<<<<

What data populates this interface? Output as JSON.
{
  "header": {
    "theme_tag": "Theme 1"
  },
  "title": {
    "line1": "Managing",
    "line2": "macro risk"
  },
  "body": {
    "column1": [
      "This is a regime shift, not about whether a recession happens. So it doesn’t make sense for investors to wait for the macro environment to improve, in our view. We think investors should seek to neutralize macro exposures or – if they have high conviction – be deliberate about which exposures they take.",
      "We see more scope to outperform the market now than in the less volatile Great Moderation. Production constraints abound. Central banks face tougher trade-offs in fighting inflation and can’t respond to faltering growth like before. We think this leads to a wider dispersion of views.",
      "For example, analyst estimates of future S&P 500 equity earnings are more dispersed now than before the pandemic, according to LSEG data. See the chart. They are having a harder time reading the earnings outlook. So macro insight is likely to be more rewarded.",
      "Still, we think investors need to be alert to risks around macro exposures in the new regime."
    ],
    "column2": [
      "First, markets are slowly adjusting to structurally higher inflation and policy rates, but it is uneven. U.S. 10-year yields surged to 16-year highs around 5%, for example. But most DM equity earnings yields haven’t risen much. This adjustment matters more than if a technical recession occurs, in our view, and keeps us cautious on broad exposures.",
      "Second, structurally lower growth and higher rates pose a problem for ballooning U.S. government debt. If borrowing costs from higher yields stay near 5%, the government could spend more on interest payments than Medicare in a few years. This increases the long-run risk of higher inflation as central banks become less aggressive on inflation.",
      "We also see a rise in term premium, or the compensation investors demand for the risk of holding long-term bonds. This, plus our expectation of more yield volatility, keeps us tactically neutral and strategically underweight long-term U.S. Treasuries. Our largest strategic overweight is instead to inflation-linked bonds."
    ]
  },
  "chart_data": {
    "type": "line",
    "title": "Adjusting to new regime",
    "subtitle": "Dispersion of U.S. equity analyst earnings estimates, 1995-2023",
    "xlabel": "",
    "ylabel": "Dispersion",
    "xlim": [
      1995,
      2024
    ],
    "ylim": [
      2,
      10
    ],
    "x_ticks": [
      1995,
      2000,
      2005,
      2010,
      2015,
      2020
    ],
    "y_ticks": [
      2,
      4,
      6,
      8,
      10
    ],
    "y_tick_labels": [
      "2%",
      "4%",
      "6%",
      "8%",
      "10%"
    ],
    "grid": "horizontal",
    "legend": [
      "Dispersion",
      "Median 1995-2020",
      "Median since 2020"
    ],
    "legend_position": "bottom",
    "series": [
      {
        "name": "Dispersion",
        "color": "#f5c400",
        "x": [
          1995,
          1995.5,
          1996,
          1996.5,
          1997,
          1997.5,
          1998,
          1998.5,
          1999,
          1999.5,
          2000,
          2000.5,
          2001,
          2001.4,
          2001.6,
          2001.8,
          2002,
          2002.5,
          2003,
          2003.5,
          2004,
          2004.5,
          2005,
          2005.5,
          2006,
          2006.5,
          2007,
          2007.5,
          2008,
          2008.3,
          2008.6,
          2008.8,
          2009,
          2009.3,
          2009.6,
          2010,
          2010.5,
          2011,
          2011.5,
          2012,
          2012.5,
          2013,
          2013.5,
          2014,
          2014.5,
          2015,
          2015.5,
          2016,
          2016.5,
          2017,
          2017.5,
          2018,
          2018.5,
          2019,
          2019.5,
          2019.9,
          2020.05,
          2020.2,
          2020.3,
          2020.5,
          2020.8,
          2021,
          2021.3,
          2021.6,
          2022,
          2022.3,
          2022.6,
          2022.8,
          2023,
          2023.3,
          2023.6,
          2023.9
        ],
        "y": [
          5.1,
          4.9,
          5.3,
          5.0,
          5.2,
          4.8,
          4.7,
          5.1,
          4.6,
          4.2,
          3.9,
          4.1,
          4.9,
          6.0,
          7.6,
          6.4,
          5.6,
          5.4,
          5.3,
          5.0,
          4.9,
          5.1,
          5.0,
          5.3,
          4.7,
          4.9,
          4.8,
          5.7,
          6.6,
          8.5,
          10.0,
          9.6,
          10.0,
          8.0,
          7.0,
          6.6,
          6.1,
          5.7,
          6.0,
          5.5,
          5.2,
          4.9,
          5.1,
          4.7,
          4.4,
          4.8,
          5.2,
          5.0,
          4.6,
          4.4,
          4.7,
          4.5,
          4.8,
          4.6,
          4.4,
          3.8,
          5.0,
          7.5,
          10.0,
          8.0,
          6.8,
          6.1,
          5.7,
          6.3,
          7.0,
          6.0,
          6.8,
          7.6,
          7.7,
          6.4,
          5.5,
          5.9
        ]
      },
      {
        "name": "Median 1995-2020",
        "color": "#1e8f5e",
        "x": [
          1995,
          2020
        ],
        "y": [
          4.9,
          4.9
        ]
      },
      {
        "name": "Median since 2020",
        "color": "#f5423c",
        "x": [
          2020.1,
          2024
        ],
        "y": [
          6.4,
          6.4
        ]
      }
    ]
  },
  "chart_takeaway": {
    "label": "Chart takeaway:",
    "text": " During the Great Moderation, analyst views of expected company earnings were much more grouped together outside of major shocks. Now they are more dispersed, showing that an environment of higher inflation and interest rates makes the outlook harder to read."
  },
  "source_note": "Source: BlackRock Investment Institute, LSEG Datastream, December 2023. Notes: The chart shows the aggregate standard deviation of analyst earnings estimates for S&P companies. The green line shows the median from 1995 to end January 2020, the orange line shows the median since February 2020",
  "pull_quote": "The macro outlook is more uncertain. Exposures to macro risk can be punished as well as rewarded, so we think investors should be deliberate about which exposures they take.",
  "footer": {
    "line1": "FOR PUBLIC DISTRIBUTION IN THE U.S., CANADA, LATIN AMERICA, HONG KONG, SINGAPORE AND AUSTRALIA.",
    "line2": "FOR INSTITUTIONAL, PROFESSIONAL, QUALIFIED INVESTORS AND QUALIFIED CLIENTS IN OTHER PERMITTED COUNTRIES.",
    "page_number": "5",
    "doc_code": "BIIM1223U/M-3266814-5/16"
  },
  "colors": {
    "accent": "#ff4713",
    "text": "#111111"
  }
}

>>>>

__Required work__
Say the number of lines in the listing that hold "estimates", with no added words.

__Output__
3